-- START OF Records for this exercise --

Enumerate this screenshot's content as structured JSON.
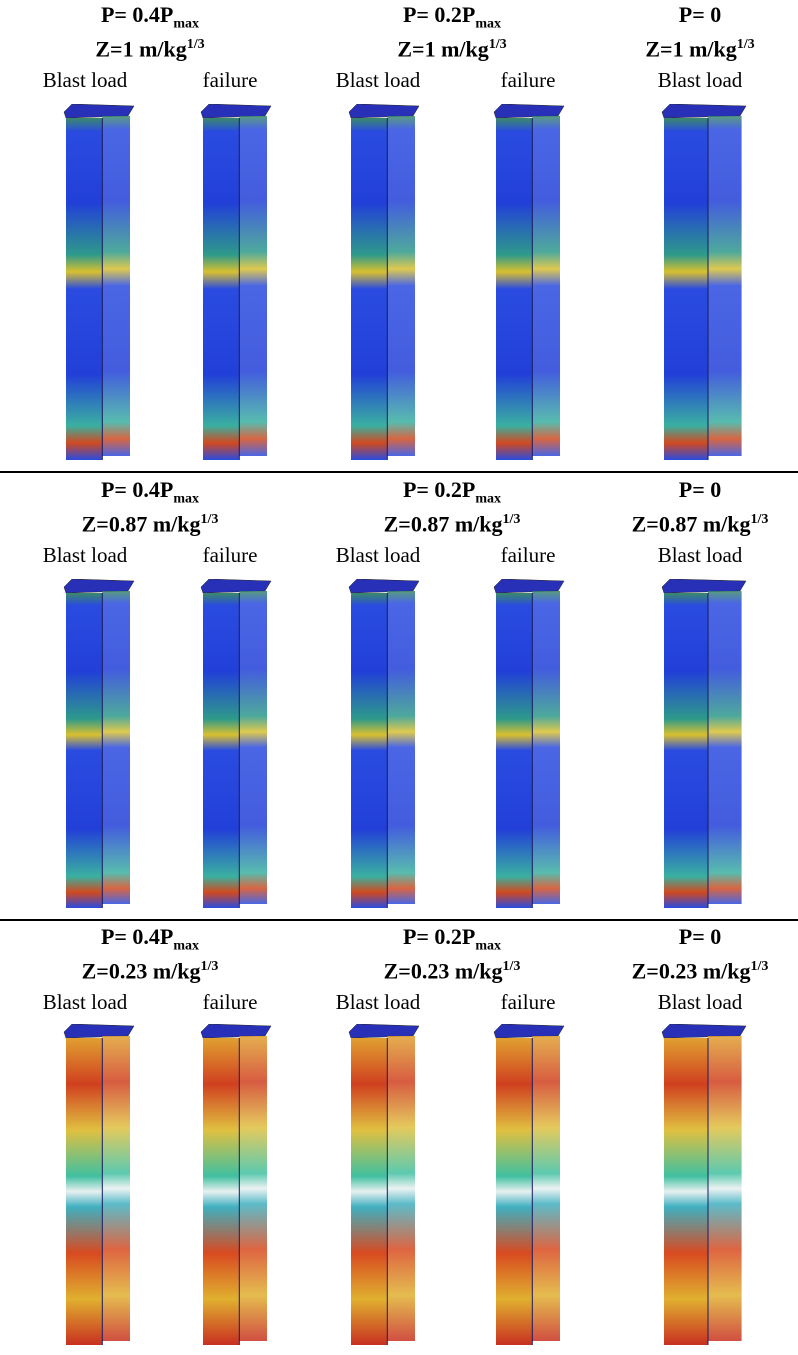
{
  "rows": [
    {
      "cells": [
        {
          "load": "P= 0.4P",
          "load_sub": "max",
          "distance": "Z=1 m/kg",
          "distance_sup": "1/3",
          "labels": [
            "Blast load",
            "failure"
          ]
        },
        {
          "load": "P= 0.2P",
          "load_sub": "max",
          "distance": "Z=1 m/kg",
          "distance_sup": "1/3",
          "labels": [
            "Blast load",
            "failure"
          ]
        },
        {
          "load": "P= 0",
          "distance": "Z=1 m/kg",
          "distance_sup": "1/3",
          "labels": [
            "Blast load"
          ]
        }
      ]
    },
    {
      "cells": [
        {
          "load": "P= 0.4P",
          "load_sub": "max",
          "distance": "Z=0.87 m/kg",
          "distance_sup": "1/3",
          "labels": [
            "Blast load",
            "failure"
          ]
        },
        {
          "load": "P= 0.2P",
          "load_sub": "max",
          "distance": "Z=0.87 m/kg",
          "distance_sup": "1/3",
          "labels": [
            "Blast load",
            "failure"
          ]
        },
        {
          "load": "P= 0",
          "distance": "Z=0.87 m/kg",
          "distance_sup": "1/3",
          "labels": [
            "Blast load"
          ]
        }
      ]
    },
    {
      "cells": [
        {
          "load": "P= 0.4P",
          "load_sub": "max",
          "distance": "Z=0.23 m/kg",
          "distance_sup": "1/3",
          "labels": [
            "Blast load",
            "failure"
          ]
        },
        {
          "load": "P= 0.2P",
          "load_sub": "max",
          "distance": "Z=0.23 m/kg",
          "distance_sup": "1/3",
          "labels": [
            "Blast load",
            "failure"
          ]
        },
        {
          "load": "P= 0",
          "distance": "Z=0.23 m/kg",
          "distance_sup": "1/3",
          "labels": [
            "Blast load"
          ]
        }
      ]
    }
  ]
}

-- END OF Records for this exercise --

# Written task
Set down the material exactly, every line of it, except for the pictures.

# The output
Enumerate this screenshot's content as structured JSON.
{
  "rows": [
    {
      "cells": [
        {
          "load": "P= 0.4P",
          "load_sub": "max",
          "distance": "Z=1 m/kg",
          "distance_sup": "1/3",
          "labels": [
            "Blast load",
            "failure"
          ]
        },
        {
          "load": "P= 0.2P",
          "load_sub": "max",
          "distance": "Z=1 m/kg",
          "distance_sup": "1/3",
          "labels": [
            "Blast load",
            "failure"
          ]
        },
        {
          "load": "P= 0",
          "distance": "Z=1 m/kg",
          "distance_sup": "1/3",
          "labels": [
            "Blast load"
          ]
        }
      ]
    },
    {
      "cells": [
        {
          "load": "P= 0.4P",
          "load_sub": "max",
          "distance": "Z=0.87 m/kg",
          "distance_sup": "1/3",
          "labels": [
            "Blast load",
            "failure"
          ]
        },
        {
          "load": "P= 0.2P",
          "load_sub": "max",
          "distance": "Z=0.87 m/kg",
          "distance_sup": "1/3",
          "labels": [
            "Blast load",
            "failure"
          ]
        },
        {
          "load": "P= 0",
          "distance": "Z=0.87 m/kg",
          "distance_sup": "1/3",
          "labels": [
            "Blast load"
          ]
        }
      ]
    },
    {
      "cells": [
        {
          "load": "P= 0.4P",
          "load_sub": "max",
          "distance": "Z=0.23 m/kg",
          "distance_sup": "1/3",
          "labels": [
            "Blast load",
            "failure"
          ]
        },
        {
          "load": "P= 0.2P",
          "load_sub": "max",
          "distance": "Z=0.23 m/kg",
          "distance_sup": "1/3",
          "labels": [
            "Blast load",
            "failure"
          ]
        },
        {
          "load": "P= 0",
          "distance": "Z=0.23 m/kg",
          "distance_sup": "1/3",
          "labels": [
            "Blast load"
          ]
        }
      ]
    }
  ]
}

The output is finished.